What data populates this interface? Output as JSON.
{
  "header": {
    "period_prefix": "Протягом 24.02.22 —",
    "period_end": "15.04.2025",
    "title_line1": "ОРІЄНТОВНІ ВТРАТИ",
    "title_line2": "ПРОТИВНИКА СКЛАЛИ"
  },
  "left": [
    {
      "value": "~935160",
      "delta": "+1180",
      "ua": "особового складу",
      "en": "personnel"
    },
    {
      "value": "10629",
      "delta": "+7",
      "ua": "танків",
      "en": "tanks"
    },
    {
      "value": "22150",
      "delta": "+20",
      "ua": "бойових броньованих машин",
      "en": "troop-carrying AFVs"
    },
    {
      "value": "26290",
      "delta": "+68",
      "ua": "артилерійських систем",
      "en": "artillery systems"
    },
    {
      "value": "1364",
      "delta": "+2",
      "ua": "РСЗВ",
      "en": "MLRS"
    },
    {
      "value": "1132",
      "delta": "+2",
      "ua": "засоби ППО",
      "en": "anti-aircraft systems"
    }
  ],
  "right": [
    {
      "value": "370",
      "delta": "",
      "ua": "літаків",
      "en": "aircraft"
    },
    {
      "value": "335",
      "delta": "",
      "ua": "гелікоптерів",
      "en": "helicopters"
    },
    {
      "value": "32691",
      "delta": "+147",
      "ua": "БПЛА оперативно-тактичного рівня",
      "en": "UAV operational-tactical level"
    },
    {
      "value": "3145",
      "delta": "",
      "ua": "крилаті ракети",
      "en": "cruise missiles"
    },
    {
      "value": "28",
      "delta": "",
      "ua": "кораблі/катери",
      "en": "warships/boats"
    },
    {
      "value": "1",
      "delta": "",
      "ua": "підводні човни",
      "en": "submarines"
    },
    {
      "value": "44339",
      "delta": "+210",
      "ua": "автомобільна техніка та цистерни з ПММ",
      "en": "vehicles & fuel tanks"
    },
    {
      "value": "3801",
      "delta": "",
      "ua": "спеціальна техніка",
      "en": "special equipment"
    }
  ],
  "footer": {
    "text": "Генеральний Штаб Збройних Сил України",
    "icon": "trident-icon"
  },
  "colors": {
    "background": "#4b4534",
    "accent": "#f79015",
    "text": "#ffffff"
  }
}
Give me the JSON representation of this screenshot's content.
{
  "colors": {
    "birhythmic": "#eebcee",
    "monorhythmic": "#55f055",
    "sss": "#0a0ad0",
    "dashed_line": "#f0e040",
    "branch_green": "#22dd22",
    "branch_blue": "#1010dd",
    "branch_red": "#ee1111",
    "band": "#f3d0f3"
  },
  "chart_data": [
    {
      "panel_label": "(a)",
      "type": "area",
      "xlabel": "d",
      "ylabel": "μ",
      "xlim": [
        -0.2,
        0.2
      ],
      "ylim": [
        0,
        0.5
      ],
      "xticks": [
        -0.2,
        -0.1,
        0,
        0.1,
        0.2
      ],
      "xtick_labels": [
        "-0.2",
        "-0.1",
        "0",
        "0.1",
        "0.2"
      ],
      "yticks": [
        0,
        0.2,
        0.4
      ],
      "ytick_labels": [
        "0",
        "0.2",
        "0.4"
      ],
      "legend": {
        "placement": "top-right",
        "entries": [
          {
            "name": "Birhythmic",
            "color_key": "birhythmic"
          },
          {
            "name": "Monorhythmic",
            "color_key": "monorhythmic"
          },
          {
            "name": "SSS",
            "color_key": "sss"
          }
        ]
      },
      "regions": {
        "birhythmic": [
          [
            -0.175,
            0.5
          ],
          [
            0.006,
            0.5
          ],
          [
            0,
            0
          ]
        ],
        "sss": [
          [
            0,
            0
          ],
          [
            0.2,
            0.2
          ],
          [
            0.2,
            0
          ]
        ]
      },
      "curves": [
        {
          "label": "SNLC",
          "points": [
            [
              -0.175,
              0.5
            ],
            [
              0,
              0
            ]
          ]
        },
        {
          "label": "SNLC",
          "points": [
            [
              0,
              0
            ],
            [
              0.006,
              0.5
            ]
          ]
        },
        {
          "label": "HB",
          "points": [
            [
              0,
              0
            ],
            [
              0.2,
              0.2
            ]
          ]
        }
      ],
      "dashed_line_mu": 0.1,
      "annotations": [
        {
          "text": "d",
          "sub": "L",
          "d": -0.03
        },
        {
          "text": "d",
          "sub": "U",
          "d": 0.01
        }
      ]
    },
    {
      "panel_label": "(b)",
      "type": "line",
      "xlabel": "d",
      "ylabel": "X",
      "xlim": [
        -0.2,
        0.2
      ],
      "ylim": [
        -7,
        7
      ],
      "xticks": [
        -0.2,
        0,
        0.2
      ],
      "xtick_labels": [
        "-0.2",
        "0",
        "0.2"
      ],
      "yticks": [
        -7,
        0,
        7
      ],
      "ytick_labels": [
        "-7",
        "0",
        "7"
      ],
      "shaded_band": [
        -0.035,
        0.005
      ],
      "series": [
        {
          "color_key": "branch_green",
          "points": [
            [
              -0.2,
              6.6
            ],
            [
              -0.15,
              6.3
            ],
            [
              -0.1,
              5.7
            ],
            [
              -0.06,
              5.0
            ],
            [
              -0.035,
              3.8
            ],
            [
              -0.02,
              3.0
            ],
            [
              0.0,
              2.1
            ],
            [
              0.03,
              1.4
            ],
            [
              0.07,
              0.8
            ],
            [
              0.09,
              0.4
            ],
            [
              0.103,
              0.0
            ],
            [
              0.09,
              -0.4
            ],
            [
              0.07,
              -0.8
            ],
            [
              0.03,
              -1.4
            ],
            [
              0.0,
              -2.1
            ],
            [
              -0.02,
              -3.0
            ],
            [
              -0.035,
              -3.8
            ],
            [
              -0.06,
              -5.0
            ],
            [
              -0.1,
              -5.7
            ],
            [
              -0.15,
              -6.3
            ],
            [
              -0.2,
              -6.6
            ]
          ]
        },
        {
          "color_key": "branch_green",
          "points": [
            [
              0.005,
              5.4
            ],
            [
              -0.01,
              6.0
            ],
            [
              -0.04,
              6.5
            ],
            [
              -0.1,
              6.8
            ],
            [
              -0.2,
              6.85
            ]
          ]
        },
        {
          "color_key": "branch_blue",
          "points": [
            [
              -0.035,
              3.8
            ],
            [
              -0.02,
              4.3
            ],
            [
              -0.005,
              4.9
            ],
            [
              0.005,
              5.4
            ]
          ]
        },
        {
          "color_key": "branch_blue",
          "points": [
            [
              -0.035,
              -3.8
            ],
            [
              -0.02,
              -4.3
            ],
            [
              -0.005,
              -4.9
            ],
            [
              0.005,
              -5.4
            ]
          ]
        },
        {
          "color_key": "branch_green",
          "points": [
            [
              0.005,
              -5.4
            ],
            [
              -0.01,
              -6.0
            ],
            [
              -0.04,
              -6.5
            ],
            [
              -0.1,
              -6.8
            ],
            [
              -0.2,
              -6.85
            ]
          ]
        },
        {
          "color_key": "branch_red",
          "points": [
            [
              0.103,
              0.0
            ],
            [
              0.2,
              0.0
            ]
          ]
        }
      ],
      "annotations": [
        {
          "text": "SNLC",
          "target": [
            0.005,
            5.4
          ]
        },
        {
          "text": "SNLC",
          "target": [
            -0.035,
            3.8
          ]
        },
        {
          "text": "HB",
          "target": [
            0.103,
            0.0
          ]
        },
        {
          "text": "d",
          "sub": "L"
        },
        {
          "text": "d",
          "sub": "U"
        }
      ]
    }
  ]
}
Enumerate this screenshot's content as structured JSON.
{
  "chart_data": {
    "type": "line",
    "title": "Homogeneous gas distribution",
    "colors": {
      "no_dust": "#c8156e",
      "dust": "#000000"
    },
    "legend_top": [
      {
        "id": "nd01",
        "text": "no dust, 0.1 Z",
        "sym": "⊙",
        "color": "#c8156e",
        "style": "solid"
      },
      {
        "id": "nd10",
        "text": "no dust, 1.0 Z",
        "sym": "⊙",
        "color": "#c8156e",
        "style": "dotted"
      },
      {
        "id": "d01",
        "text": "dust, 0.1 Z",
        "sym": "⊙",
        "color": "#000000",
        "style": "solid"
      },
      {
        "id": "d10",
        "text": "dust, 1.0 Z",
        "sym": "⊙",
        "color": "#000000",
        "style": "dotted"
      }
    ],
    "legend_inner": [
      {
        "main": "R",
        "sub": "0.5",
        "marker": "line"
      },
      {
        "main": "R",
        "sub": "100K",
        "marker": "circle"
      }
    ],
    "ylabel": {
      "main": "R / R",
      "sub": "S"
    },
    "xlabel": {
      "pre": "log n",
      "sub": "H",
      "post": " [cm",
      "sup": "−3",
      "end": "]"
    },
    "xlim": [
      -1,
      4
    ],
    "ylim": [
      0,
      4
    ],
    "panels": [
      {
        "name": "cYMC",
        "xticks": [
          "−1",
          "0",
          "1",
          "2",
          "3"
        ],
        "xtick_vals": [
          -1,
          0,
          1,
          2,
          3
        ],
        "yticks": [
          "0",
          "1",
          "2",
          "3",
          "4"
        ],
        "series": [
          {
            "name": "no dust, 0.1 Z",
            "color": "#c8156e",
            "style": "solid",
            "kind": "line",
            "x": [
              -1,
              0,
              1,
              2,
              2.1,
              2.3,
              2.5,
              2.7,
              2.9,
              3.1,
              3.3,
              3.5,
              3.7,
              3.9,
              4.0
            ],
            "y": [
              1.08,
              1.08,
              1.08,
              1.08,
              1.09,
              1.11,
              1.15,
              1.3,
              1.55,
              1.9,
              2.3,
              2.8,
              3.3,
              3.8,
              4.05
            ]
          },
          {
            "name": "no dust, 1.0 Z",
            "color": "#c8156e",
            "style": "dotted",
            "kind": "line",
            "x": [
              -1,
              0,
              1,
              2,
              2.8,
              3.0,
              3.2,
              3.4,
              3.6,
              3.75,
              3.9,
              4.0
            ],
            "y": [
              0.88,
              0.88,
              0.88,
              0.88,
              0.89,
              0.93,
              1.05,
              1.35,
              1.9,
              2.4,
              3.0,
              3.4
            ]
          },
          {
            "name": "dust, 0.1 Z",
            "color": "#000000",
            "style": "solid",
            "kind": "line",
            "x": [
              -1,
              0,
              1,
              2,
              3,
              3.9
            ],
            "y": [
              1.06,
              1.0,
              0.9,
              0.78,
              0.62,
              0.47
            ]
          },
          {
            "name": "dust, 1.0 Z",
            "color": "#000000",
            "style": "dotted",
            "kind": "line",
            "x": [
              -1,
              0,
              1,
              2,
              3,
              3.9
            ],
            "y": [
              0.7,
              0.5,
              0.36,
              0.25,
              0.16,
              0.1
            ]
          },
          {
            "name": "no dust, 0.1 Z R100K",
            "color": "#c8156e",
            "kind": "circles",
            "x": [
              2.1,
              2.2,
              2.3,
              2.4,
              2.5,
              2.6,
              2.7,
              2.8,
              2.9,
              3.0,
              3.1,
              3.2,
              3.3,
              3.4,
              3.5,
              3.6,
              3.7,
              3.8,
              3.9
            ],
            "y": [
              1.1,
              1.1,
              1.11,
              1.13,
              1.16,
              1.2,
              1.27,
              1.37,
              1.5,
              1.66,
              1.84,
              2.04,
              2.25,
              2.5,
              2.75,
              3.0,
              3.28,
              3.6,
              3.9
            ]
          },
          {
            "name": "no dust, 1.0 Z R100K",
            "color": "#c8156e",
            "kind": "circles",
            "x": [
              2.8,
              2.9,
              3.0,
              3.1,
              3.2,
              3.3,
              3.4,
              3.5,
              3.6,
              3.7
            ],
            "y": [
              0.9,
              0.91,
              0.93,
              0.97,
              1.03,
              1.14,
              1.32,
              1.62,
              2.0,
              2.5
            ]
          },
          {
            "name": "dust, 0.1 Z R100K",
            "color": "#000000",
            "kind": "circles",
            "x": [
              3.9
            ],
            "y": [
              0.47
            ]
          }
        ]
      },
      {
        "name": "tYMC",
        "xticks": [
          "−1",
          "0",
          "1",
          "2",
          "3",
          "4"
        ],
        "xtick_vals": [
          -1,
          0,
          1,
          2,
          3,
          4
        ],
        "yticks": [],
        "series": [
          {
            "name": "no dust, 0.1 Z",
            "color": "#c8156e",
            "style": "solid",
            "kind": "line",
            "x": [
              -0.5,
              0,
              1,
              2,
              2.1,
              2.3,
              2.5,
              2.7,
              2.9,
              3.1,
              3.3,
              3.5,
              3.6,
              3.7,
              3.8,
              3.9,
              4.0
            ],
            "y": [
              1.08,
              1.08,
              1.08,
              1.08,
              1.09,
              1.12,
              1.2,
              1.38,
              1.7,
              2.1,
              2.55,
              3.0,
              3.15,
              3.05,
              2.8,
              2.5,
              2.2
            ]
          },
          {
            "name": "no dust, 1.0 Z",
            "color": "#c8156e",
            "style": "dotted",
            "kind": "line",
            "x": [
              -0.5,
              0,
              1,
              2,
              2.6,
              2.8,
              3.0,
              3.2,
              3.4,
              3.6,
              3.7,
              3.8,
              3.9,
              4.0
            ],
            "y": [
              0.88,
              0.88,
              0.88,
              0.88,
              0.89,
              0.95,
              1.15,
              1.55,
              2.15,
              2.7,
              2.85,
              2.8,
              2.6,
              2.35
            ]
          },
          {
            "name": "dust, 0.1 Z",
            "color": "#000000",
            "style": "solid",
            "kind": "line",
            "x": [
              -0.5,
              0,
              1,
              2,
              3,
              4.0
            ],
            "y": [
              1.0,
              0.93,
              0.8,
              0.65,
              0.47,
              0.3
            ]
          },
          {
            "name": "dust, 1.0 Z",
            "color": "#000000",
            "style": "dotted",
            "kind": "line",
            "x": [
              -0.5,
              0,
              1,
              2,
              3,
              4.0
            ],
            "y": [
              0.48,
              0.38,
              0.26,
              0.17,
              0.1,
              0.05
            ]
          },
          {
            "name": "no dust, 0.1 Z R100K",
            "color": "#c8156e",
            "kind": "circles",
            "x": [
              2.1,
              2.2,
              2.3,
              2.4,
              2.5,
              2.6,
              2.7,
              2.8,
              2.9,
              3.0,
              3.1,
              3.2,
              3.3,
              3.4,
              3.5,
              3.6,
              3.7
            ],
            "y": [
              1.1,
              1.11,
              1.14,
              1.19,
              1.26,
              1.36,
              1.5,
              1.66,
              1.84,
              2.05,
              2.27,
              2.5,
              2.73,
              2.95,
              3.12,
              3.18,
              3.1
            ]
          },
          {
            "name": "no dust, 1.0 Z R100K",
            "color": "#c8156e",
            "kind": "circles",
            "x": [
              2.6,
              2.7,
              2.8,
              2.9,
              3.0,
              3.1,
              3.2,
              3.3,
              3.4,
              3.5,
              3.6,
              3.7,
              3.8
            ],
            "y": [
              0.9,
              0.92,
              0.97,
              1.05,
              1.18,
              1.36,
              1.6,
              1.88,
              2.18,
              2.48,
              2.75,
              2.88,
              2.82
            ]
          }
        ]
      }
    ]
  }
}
■ ■ ■ ■ ■
_Do this_
Of the lines in the records, how many contain the word "JSON"? Answer with the number and nothing else.

_Exercise response_
3